(Task inputs)
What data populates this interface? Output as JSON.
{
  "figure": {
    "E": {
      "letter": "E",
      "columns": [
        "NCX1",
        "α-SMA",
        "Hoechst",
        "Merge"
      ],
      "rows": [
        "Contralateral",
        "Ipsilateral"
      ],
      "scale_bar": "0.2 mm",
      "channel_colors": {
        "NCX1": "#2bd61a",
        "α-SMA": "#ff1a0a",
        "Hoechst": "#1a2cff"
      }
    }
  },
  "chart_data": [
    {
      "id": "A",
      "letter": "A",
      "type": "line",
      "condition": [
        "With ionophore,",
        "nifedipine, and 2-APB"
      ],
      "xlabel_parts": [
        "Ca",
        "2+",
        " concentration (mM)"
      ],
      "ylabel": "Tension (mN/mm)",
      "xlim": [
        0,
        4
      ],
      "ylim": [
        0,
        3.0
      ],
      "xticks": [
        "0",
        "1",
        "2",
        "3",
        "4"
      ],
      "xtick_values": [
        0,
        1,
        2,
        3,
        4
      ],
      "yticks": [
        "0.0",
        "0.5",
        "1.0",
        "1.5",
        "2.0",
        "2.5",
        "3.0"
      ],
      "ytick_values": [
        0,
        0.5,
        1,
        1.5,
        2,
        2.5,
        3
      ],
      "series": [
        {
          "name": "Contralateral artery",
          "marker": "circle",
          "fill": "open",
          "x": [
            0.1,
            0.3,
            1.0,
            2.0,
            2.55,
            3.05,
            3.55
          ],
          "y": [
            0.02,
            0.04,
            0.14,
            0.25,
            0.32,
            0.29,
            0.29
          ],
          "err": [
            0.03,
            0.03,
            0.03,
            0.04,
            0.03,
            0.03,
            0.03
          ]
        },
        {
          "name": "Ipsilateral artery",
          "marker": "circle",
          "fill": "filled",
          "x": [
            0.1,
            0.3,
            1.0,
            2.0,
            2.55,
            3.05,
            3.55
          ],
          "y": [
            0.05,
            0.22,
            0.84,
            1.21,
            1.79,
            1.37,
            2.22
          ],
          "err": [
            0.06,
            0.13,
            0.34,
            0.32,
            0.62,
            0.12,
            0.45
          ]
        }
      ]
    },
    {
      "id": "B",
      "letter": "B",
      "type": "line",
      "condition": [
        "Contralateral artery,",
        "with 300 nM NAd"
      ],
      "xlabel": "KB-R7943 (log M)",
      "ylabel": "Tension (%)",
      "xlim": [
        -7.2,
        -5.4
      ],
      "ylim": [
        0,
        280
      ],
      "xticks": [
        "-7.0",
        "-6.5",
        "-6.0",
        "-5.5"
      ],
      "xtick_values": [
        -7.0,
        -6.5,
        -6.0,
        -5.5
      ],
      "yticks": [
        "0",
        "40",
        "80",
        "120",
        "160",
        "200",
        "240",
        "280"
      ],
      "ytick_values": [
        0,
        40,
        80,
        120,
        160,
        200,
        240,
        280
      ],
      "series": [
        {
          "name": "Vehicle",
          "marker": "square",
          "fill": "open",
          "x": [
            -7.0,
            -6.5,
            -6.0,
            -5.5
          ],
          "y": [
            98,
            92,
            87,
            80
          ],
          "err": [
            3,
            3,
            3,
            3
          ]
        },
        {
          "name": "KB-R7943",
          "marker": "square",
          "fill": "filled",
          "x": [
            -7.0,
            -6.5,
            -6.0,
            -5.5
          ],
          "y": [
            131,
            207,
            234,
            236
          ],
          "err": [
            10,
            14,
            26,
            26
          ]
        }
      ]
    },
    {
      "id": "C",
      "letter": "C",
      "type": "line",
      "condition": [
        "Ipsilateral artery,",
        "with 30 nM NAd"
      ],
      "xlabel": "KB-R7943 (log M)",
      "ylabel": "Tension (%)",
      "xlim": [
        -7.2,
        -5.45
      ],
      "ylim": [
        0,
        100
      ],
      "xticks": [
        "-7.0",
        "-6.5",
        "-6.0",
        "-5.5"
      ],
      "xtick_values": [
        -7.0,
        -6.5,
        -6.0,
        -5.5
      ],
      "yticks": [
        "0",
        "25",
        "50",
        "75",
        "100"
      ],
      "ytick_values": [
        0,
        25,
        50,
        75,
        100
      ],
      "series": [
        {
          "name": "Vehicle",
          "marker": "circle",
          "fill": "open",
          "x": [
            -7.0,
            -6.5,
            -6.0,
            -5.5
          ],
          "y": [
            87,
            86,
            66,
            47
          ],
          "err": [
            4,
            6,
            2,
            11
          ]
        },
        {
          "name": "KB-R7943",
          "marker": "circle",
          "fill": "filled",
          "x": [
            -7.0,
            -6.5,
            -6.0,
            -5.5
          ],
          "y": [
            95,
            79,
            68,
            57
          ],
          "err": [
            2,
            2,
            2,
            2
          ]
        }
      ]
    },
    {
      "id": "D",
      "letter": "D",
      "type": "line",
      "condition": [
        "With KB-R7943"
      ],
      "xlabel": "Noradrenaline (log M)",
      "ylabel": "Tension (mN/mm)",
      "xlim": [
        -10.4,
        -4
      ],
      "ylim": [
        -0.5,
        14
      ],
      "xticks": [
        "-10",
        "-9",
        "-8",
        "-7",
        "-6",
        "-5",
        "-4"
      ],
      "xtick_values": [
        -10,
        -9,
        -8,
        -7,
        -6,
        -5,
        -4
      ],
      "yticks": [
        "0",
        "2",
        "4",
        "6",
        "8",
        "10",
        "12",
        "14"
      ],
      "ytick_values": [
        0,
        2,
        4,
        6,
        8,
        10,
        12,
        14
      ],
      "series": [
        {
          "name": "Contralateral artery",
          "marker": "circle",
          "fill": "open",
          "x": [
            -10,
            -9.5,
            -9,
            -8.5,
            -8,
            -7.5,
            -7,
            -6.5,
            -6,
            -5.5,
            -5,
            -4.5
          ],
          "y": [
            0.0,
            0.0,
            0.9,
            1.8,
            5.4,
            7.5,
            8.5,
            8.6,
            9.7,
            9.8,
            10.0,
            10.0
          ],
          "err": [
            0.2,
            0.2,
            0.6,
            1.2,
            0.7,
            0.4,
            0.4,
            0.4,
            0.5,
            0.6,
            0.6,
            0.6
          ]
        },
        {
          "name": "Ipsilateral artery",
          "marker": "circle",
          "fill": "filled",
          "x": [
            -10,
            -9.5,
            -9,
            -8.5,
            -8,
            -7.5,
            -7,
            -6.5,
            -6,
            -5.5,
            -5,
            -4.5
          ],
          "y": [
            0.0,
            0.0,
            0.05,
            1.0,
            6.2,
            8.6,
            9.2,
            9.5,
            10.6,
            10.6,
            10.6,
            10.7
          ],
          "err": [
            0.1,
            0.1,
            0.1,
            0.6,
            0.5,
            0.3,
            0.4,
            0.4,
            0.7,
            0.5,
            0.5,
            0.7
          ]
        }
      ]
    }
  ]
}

(Task objective) Your task is to quote all of the data word for word.

(Exercise output)
What data populates this interface? Output as JSON.
{
  "figure": {
    "E": {
      "letter": "E",
      "columns": [
        "NCX1",
        "α-SMA",
        "Hoechst",
        "Merge"
      ],
      "rows": [
        "Contralateral",
        "Ipsilateral"
      ],
      "scale_bar": "0.2 mm",
      "channel_colors": {
        "NCX1": "#2bd61a",
        "α-SMA": "#ff1a0a",
        "Hoechst": "#1a2cff"
      }
    }
  },
  "chart_data": [
    {
      "id": "A",
      "letter": "A",
      "type": "line",
      "condition": [
        "With ionophore,",
        "nifedipine, and 2-APB"
      ],
      "xlabel_parts": [
        "Ca",
        "2+",
        " concentration (mM)"
      ],
      "ylabel": "Tension (mN/mm)",
      "xlim": [
        0,
        4
      ],
      "ylim": [
        0,
        3.0
      ],
      "xticks": [
        "0",
        "1",
        "2",
        "3",
        "4"
      ],
      "xtick_values": [
        0,
        1,
        2,
        3,
        4
      ],
      "yticks": [
        "0.0",
        "0.5",
        "1.0",
        "1.5",
        "2.0",
        "2.5",
        "3.0"
      ],
      "ytick_values": [
        0,
        0.5,
        1,
        1.5,
        2,
        2.5,
        3
      ],
      "series": [
        {
          "name": "Contralateral artery",
          "marker": "circle",
          "fill": "open",
          "x": [
            0.1,
            0.3,
            1.0,
            2.0,
            2.55,
            3.05,
            3.55
          ],
          "y": [
            0.02,
            0.04,
            0.14,
            0.25,
            0.32,
            0.29,
            0.29
          ],
          "err": [
            0.03,
            0.03,
            0.03,
            0.04,
            0.03,
            0.03,
            0.03
          ]
        },
        {
          "name": "Ipsilateral artery",
          "marker": "circle",
          "fill": "filled",
          "x": [
            0.1,
            0.3,
            1.0,
            2.0,
            2.55,
            3.05,
            3.55
          ],
          "y": [
            0.05,
            0.22,
            0.84,
            1.21,
            1.79,
            1.37,
            2.22
          ],
          "err": [
            0.06,
            0.13,
            0.34,
            0.32,
            0.62,
            0.12,
            0.45
          ]
        }
      ]
    },
    {
      "id": "B",
      "letter": "B",
      "type": "line",
      "condition": [
        "Contralateral artery,",
        "with 300 nM NAd"
      ],
      "xlabel": "KB-R7943 (log M)",
      "ylabel": "Tension (%)",
      "xlim": [
        -7.2,
        -5.4
      ],
      "ylim": [
        0,
        280
      ],
      "xticks": [
        "-7.0",
        "-6.5",
        "-6.0",
        "-5.5"
      ],
      "xtick_values": [
        -7.0,
        -6.5,
        -6.0,
        -5.5
      ],
      "yticks": [
        "0",
        "40",
        "80",
        "120",
        "160",
        "200",
        "240",
        "280"
      ],
      "ytick_values": [
        0,
        40,
        80,
        120,
        160,
        200,
        240,
        280
      ],
      "series": [
        {
          "name": "Vehicle",
          "marker": "square",
          "fill": "open",
          "x": [
            -7.0,
            -6.5,
            -6.0,
            -5.5
          ],
          "y": [
            98,
            92,
            87,
            80
          ],
          "err": [
            3,
            3,
            3,
            3
          ]
        },
        {
          "name": "KB-R7943",
          "marker": "square",
          "fill": "filled",
          "x": [
            -7.0,
            -6.5,
            -6.0,
            -5.5
          ],
          "y": [
            131,
            207,
            234,
            236
          ],
          "err": [
            10,
            14,
            26,
            26
          ]
        }
      ]
    },
    {
      "id": "C",
      "letter": "C",
      "type": "line",
      "condition": [
        "Ipsilateral artery,",
        "with 30 nM NAd"
      ],
      "xlabel": "KB-R7943 (log M)",
      "ylabel": "Tension (%)",
      "xlim": [
        -7.2,
        -5.45
      ],
      "ylim": [
        0,
        100
      ],
      "xticks": [
        "-7.0",
        "-6.5",
        "-6.0",
        "-5.5"
      ],
      "xtick_values": [
        -7.0,
        -6.5,
        -6.0,
        -5.5
      ],
      "yticks": [
        "0",
        "25",
        "50",
        "75",
        "100"
      ],
      "ytick_values": [
        0,
        25,
        50,
        75,
        100
      ],
      "series": [
        {
          "name": "Vehicle",
          "marker": "circle",
          "fill": "open",
          "x": [
            -7.0,
            -6.5,
            -6.0,
            -5.5
          ],
          "y": [
            87,
            86,
            66,
            47
          ],
          "err": [
            4,
            6,
            2,
            11
          ]
        },
        {
          "name": "KB-R7943",
          "marker": "circle",
          "fill": "filled",
          "x": [
            -7.0,
            -6.5,
            -6.0,
            -5.5
          ],
          "y": [
            95,
            79,
            68,
            57
          ],
          "err": [
            2,
            2,
            2,
            2
          ]
        }
      ]
    },
    {
      "id": "D",
      "letter": "D",
      "type": "line",
      "condition": [
        "With KB-R7943"
      ],
      "xlabel": "Noradrenaline (log M)",
      "ylabel": "Tension (mN/mm)",
      "xlim": [
        -10.4,
        -4
      ],
      "ylim": [
        -0.5,
        14
      ],
      "xticks": [
        "-10",
        "-9",
        "-8",
        "-7",
        "-6",
        "-5",
        "-4"
      ],
      "xtick_values": [
        -10,
        -9,
        -8,
        -7,
        -6,
        -5,
        -4
      ],
      "yticks": [
        "0",
        "2",
        "4",
        "6",
        "8",
        "10",
        "12",
        "14"
      ],
      "ytick_values": [
        0,
        2,
        4,
        6,
        8,
        10,
        12,
        14
      ],
      "series": [
        {
          "name": "Contralateral artery",
          "marker": "circle",
          "fill": "open",
          "x": [
            -10,
            -9.5,
            -9,
            -8.5,
            -8,
            -7.5,
            -7,
            -6.5,
            -6,
            -5.5,
            -5,
            -4.5
          ],
          "y": [
            0.0,
            0.0,
            0.9,
            1.8,
            5.4,
            7.5,
            8.5,
            8.6,
            9.7,
            9.8,
            10.0,
            10.0
          ],
          "err": [
            0.2,
            0.2,
            0.6,
            1.2,
            0.7,
            0.4,
            0.4,
            0.4,
            0.5,
            0.6,
            0.6,
            0.6
          ]
        },
        {
          "name": "Ipsilateral artery",
          "marker": "circle",
          "fill": "filled",
          "x": [
            -10,
            -9.5,
            -9,
            -8.5,
            -8,
            -7.5,
            -7,
            -6.5,
            -6,
            -5.5,
            -5,
            -4.5
          ],
          "y": [
            0.0,
            0.0,
            0.05,
            1.0,
            6.2,
            8.6,
            9.2,
            9.5,
            10.6,
            10.6,
            10.6,
            10.7
          ],
          "err": [
            0.1,
            0.1,
            0.1,
            0.6,
            0.5,
            0.3,
            0.4,
            0.4,
            0.7,
            0.5,
            0.5,
            0.7
          ]
        }
      ]
    }
  ]
}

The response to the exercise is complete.